(Records contained in a dataset)
┄┄┄┄┄┄┄┄┄┄

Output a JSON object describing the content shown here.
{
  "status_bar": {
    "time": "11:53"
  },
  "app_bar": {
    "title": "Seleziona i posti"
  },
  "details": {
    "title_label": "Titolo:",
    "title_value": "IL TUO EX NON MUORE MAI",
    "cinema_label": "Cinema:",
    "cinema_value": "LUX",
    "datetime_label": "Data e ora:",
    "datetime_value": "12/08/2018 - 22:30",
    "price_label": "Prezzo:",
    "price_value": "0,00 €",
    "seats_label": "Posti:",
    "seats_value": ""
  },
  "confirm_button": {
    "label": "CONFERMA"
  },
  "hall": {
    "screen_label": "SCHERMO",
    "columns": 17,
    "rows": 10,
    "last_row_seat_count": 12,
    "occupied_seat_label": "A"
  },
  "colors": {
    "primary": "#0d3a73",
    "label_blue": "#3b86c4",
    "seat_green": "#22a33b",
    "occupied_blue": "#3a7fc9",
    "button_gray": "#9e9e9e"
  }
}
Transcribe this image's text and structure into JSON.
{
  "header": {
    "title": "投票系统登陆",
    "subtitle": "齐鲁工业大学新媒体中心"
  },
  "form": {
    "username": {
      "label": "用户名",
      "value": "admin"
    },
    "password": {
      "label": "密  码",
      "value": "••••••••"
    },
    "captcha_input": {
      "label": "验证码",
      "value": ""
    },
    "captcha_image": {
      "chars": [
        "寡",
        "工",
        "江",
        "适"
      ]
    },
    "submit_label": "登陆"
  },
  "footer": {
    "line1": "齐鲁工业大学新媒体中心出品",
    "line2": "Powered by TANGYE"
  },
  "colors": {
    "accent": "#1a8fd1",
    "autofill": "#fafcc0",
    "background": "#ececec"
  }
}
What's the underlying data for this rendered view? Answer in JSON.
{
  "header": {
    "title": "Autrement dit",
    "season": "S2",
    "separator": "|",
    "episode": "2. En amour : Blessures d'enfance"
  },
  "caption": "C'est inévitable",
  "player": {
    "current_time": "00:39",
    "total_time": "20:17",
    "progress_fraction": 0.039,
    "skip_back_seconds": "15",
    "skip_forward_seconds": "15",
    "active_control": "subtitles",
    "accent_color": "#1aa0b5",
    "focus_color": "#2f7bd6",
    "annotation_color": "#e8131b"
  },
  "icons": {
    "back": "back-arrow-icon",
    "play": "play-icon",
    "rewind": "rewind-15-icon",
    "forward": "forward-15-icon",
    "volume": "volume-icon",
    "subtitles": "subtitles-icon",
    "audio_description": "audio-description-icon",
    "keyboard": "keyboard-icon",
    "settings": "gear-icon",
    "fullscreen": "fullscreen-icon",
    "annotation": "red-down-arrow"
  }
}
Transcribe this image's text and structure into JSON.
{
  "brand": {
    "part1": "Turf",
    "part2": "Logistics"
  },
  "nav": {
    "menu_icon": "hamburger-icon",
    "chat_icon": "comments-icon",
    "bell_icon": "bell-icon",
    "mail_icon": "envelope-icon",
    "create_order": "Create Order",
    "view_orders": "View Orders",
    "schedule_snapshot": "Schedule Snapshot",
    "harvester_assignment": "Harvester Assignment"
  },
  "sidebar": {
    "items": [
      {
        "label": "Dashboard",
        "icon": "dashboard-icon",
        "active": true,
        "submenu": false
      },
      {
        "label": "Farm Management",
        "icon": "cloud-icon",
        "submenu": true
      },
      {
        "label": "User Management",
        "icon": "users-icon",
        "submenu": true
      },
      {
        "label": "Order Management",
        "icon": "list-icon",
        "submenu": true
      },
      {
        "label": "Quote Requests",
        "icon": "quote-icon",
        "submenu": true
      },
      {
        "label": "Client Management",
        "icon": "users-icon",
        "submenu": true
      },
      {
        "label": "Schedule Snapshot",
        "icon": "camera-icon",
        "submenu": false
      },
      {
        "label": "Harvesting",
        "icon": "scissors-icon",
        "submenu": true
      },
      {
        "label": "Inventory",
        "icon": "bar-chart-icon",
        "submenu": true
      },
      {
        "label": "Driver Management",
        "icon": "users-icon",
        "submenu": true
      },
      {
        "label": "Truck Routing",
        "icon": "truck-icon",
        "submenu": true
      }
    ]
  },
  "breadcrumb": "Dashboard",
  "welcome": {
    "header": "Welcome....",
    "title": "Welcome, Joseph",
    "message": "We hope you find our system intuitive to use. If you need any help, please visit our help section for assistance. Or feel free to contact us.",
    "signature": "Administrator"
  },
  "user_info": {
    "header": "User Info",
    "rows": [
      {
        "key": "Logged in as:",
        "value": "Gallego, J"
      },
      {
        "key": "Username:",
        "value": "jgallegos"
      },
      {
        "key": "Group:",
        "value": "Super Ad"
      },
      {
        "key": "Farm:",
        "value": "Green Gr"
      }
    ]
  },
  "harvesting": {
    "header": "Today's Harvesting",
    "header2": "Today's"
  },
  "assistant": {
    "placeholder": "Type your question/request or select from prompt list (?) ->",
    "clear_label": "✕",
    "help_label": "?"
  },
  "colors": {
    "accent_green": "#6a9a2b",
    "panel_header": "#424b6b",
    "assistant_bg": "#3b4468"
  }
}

┄┄┄┄┄┄┄┄┄┄

Given task: Lines that hold the word "subtitles" are the ones to return, every one of them.

Complete output:
    "active_control": "subtitles",
    "subtitles": "subtitles-icon",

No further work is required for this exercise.